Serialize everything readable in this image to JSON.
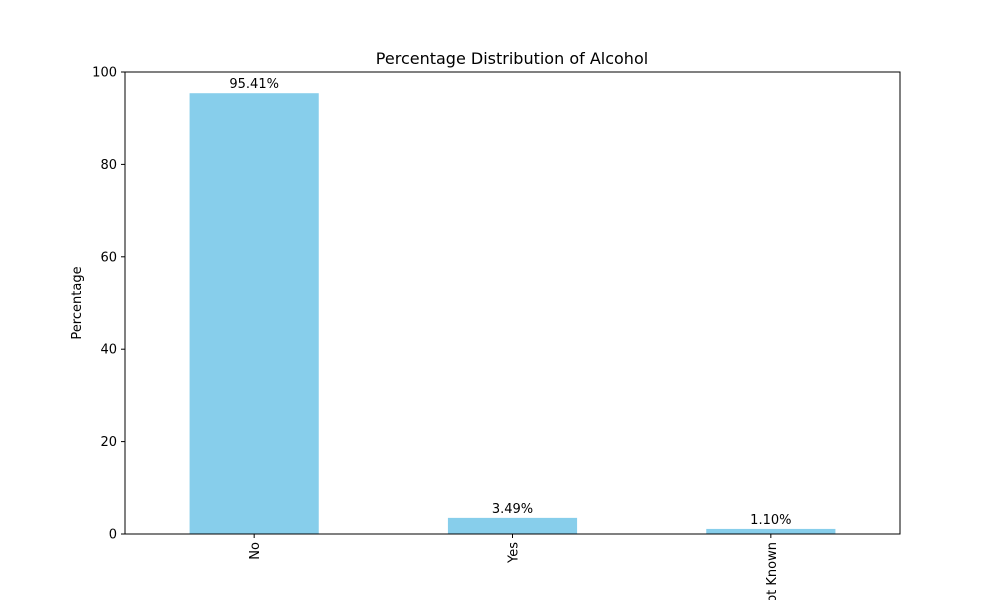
{
  "chart_data": {
    "type": "bar",
    "title": "Percentage Distribution of Alcohol",
    "xlabel": "",
    "ylabel": "Percentage",
    "categories": [
      "No",
      "Yes",
      "Not Known"
    ],
    "values": [
      95.41,
      3.49,
      1.1
    ],
    "data_labels": [
      "95.41%",
      "3.49%",
      "1.10%"
    ],
    "ylim": [
      0,
      100
    ],
    "yticks": [
      0,
      20,
      40,
      60,
      80,
      100
    ],
    "ytick_labels": [
      "0",
      "20",
      "40",
      "60",
      "80",
      "100"
    ],
    "grid": false,
    "legend": "none",
    "bar_color": "#87ceeb",
    "axis_color": "#000000"
  }
}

**Exercise goal:** Select every line in the material above where the string "Percentage" occurs, and copy it.

**Task response:**
    "title": "Percentage Distribution of Alcohol",
    "ylabel": "Percentage",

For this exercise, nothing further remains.